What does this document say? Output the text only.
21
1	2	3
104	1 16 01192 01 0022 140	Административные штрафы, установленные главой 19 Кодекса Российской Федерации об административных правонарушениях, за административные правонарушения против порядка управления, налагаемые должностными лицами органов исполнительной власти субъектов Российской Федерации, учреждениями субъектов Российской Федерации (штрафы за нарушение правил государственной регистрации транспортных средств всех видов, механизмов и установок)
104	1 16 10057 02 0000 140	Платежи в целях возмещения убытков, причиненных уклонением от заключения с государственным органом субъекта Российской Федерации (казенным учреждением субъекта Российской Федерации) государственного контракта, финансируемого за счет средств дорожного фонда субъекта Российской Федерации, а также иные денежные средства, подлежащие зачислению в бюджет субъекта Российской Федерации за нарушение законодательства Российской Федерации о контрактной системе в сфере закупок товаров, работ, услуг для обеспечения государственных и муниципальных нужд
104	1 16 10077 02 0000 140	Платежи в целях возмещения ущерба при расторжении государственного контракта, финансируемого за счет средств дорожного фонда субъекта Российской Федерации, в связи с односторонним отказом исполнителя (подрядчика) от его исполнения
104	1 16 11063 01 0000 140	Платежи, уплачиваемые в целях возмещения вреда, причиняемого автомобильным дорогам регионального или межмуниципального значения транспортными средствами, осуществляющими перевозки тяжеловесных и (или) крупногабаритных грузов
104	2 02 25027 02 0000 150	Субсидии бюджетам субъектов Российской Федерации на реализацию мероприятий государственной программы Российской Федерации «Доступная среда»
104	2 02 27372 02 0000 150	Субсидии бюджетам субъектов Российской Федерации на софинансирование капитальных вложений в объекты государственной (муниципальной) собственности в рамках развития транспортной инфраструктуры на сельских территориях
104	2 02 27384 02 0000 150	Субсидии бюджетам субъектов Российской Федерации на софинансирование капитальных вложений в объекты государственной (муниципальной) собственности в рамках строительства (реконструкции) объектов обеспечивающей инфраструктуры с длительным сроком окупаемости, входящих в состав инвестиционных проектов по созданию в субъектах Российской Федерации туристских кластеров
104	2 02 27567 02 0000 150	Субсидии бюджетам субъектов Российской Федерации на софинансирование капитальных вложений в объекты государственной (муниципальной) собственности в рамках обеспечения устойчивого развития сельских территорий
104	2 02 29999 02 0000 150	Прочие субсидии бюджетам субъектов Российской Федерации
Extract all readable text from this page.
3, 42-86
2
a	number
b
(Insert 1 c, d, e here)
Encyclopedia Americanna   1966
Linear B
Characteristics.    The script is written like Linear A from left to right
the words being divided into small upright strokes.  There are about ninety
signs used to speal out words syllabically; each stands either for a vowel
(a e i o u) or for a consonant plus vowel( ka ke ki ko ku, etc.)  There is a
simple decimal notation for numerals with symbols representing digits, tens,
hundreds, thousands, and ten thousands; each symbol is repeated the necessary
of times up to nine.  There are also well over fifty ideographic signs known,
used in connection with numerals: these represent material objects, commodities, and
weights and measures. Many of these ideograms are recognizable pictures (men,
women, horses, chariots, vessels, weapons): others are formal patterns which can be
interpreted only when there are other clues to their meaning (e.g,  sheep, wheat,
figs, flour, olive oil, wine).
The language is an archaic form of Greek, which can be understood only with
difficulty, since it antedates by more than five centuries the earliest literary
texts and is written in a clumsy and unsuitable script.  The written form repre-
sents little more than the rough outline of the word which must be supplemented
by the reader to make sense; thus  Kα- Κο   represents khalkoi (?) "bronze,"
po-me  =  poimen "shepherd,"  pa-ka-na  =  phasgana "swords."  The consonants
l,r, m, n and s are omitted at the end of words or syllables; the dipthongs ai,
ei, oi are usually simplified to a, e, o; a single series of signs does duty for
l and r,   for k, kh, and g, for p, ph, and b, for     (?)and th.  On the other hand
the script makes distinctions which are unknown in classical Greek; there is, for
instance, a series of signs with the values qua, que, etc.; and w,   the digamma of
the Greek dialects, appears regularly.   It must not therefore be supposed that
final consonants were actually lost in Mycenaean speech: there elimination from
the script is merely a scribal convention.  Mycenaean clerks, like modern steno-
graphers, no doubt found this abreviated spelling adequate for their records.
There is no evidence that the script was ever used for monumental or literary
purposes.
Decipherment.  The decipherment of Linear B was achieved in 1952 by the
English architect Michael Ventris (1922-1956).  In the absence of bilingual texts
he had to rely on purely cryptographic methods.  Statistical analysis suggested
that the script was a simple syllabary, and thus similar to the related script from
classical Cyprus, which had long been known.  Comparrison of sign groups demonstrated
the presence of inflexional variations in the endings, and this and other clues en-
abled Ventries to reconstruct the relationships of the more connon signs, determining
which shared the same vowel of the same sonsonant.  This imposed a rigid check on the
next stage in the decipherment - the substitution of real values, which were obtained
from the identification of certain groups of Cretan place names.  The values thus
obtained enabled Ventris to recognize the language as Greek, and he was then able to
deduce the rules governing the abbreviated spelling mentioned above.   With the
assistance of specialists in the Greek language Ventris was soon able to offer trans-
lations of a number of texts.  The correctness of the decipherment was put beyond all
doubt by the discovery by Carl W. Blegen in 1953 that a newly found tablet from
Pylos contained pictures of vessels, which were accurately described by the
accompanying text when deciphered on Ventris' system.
● ● ● ● ●
WHAT TO WORK ON: For each line in the data above that contains the string "obtained", extract the line.

FULL ANSWER:
next stage in the decipherment - the substitution of real values, which were obtained
obtained enabled Ventris to recognize the language as Greek, and he was then able to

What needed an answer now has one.